Required task → Repeat every line below exactly, word for word.

Material provided →

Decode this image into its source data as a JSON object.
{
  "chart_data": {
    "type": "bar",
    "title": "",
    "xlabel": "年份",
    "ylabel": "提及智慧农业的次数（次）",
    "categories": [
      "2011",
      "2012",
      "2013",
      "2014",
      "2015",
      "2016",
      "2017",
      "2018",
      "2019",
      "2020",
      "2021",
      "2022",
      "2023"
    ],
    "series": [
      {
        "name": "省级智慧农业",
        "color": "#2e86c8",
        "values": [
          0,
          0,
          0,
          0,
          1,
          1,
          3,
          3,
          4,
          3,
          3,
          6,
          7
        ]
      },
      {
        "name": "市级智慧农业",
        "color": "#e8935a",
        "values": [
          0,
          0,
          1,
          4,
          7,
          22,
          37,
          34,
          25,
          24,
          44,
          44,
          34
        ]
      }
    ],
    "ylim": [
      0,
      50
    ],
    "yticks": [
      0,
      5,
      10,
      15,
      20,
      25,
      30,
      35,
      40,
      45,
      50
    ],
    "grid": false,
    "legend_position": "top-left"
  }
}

Problem solution →
Decode this image into its source data as a JSON object.
{
  "chart_data": {
    "type": "bar",
    "title": "",
    "xlabel": "年份",
    "ylabel": "提及智慧农业的次数（次）",
    "categories": [
      "2011",
      "2012",
      "2013",
      "2014",
      "2015",
      "2016",
      "2017",
      "2018",
      "2019",
      "2020",
      "2021",
      "2022",
      "2023"
    ],
    "series": [
      {
        "name": "省级智慧农业",
        "color": "#2e86c8",
        "values": [
          0,
          0,
          0,
          0,
          1,
          1,
          3,
          3,
          4,
          3,
          3,
          6,
          7
        ]
      },
      {
        "name": "市级智慧农业",
        "color": "#e8935a",
        "values": [
          0,
          0,
          1,
          4,
          7,
          22,
          37,
          34,
          25,
          24,
          44,
          44,
          34
        ]
      }
    ],
    "ylim": [
      0,
      50
    ],
    "yticks": [
      0,
      5,
      10,
      15,
      20,
      25,
      30,
      35,
      40,
      45,
      50
    ],
    "grid": false,
    "legend_position": "top-left"
  }
}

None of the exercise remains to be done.